SET EXERCISE:
Extract each line of the records below that contains the word "ylabel".

EXTRACTED DATA:

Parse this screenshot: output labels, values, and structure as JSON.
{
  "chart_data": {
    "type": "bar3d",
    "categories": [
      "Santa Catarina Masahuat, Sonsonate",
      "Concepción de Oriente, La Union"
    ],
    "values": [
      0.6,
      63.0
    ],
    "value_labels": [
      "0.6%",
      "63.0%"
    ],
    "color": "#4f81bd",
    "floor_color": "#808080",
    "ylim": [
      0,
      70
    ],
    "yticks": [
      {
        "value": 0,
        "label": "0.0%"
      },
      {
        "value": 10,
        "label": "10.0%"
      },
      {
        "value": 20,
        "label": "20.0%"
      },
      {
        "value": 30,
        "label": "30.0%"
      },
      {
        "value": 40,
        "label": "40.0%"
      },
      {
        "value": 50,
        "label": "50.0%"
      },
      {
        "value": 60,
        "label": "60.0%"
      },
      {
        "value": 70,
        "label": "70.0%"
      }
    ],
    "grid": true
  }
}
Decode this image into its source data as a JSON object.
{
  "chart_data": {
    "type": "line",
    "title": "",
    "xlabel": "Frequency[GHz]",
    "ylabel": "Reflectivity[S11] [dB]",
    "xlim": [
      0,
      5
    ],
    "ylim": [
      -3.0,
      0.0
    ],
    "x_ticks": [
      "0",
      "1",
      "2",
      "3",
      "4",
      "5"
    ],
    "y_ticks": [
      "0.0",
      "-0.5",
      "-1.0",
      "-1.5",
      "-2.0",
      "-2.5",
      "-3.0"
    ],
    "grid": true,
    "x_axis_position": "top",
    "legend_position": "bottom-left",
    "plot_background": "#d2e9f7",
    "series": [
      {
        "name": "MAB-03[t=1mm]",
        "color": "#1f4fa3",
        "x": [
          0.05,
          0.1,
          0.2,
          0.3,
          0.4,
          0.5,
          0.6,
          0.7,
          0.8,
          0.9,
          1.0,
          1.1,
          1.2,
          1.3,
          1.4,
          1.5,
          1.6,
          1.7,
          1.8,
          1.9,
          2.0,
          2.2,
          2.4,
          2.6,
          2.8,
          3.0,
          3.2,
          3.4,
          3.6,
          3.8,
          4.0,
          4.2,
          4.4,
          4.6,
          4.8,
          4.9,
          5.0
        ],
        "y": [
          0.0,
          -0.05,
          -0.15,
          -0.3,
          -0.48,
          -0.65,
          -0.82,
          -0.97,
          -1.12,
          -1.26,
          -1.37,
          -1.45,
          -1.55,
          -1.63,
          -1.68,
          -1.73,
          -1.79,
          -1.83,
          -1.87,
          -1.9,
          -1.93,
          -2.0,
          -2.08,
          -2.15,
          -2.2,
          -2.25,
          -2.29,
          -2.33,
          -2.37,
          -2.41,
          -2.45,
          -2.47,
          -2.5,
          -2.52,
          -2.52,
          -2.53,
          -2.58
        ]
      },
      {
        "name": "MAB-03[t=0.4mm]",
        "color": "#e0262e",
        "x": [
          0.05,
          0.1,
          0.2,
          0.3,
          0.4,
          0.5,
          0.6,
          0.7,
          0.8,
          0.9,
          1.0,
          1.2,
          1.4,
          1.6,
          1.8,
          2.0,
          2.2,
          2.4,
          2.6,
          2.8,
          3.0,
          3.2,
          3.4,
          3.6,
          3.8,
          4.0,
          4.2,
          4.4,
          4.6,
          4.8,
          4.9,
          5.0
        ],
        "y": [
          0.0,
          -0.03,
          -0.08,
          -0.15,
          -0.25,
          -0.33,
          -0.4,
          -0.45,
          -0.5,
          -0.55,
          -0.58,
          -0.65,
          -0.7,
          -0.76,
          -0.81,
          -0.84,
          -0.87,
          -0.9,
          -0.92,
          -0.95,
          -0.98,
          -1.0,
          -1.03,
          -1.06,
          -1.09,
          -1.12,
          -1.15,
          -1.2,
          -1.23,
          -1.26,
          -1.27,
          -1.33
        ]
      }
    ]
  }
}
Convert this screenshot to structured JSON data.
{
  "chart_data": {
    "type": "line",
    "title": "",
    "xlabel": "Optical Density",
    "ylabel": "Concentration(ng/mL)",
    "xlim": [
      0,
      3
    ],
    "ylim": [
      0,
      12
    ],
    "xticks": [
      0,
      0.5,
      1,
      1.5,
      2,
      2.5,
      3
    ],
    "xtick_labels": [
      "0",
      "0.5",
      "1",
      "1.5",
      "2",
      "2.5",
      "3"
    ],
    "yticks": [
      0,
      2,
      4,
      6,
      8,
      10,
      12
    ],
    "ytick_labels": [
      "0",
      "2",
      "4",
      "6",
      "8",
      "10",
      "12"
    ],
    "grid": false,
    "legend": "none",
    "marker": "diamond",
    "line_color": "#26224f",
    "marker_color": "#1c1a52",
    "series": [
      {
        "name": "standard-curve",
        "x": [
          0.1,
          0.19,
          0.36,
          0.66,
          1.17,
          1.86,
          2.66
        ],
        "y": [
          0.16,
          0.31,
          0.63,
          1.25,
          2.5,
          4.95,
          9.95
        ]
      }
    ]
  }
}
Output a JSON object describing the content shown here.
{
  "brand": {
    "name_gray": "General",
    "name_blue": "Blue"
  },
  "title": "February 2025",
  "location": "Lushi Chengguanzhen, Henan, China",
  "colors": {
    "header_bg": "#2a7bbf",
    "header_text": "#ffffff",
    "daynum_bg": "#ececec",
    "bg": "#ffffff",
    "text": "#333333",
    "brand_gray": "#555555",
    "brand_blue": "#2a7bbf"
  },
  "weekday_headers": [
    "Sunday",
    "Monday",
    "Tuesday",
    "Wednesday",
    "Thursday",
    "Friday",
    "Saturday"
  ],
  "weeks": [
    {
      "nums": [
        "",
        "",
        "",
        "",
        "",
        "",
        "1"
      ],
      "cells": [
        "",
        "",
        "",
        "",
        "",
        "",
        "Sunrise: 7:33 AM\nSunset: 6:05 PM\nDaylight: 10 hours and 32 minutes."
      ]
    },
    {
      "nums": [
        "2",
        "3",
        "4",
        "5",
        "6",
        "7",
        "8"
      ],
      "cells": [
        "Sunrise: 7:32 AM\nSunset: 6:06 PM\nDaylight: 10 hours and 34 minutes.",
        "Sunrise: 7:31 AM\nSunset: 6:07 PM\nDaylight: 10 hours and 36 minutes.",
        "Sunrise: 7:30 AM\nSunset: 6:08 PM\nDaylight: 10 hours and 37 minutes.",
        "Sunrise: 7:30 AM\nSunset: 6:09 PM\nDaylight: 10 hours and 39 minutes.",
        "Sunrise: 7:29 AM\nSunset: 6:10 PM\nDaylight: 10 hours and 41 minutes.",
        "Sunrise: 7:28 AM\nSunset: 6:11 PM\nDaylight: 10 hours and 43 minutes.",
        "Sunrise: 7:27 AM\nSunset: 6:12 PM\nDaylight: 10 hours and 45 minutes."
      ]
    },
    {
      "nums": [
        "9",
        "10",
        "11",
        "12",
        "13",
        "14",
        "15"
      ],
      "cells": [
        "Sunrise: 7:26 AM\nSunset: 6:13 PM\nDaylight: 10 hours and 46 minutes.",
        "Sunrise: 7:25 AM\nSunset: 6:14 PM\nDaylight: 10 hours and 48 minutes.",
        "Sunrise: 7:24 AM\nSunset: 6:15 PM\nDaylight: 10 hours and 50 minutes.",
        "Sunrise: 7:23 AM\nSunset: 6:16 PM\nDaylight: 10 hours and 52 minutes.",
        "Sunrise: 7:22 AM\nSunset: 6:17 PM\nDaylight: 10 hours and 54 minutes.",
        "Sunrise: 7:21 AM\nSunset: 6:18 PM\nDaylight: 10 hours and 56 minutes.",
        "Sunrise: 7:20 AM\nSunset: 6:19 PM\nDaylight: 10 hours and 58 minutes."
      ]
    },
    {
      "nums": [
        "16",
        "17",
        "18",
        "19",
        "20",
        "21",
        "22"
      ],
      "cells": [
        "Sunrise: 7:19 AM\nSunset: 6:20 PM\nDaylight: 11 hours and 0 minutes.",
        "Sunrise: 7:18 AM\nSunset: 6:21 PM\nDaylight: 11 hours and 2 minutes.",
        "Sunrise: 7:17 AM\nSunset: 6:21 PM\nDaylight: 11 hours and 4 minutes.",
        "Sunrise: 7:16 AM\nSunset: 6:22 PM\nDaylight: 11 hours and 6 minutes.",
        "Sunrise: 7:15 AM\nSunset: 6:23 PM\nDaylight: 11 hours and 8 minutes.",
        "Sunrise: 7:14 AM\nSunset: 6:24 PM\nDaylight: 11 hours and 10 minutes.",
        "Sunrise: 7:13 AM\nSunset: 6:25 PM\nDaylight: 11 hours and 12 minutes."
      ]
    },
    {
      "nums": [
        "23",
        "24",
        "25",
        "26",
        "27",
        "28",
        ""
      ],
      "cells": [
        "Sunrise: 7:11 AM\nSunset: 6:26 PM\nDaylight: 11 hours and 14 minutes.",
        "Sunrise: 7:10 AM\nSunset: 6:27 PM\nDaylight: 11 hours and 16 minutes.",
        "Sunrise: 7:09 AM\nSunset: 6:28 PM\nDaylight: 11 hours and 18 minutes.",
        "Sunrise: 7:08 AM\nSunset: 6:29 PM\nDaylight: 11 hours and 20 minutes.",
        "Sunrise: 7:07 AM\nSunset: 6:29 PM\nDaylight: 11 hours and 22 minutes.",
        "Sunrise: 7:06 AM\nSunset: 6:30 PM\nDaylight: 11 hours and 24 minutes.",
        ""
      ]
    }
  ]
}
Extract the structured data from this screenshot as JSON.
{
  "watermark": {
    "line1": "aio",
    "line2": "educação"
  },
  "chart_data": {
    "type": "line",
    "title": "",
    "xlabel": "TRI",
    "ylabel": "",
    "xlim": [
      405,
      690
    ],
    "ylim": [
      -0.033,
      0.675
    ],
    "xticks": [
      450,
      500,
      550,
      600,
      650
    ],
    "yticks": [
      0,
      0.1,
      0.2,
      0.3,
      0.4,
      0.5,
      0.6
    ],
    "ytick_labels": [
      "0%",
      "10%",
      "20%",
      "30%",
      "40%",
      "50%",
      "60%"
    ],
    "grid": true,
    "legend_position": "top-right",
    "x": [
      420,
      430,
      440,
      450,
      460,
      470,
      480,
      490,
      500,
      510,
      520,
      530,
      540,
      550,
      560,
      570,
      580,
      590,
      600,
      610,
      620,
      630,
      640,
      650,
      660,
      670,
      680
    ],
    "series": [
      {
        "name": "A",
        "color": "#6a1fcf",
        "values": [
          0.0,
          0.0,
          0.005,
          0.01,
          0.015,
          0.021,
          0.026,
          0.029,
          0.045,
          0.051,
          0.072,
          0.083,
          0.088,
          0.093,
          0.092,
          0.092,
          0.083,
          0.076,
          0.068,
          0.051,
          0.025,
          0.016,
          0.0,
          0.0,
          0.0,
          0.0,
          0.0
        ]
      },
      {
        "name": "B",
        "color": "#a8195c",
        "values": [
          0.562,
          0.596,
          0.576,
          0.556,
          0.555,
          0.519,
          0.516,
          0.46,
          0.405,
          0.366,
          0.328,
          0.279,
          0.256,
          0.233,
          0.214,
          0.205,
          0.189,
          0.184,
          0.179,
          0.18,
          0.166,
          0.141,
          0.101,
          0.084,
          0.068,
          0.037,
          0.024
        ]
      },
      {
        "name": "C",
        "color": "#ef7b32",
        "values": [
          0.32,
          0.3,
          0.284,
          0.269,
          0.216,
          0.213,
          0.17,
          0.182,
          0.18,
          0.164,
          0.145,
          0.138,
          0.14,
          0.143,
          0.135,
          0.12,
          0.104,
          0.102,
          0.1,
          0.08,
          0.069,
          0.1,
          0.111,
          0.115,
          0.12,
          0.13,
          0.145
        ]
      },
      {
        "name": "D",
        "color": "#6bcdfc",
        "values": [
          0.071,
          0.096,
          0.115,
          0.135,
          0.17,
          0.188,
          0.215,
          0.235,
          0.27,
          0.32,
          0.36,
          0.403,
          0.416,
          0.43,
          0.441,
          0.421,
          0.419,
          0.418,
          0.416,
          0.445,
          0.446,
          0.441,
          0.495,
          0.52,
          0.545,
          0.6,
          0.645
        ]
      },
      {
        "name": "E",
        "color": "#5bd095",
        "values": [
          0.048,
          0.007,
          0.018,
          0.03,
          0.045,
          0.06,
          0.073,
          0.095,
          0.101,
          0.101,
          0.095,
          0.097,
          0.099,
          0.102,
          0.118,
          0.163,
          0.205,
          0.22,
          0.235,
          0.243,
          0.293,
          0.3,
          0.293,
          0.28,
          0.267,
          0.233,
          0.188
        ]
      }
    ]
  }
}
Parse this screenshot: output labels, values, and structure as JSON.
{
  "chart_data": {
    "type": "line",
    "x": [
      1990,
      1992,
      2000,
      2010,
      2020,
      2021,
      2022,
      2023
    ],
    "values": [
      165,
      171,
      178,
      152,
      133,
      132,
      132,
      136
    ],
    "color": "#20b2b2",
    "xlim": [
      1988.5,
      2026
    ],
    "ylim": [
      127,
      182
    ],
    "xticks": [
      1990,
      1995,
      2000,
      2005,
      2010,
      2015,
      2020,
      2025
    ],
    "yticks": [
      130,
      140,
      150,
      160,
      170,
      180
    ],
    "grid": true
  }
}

WRITTEN SOLUTION:
    "ylabel": "Reflectivity[S11] [dB]",
    "ylabel": "Concentration(ng/mL)",
    "ylabel": "",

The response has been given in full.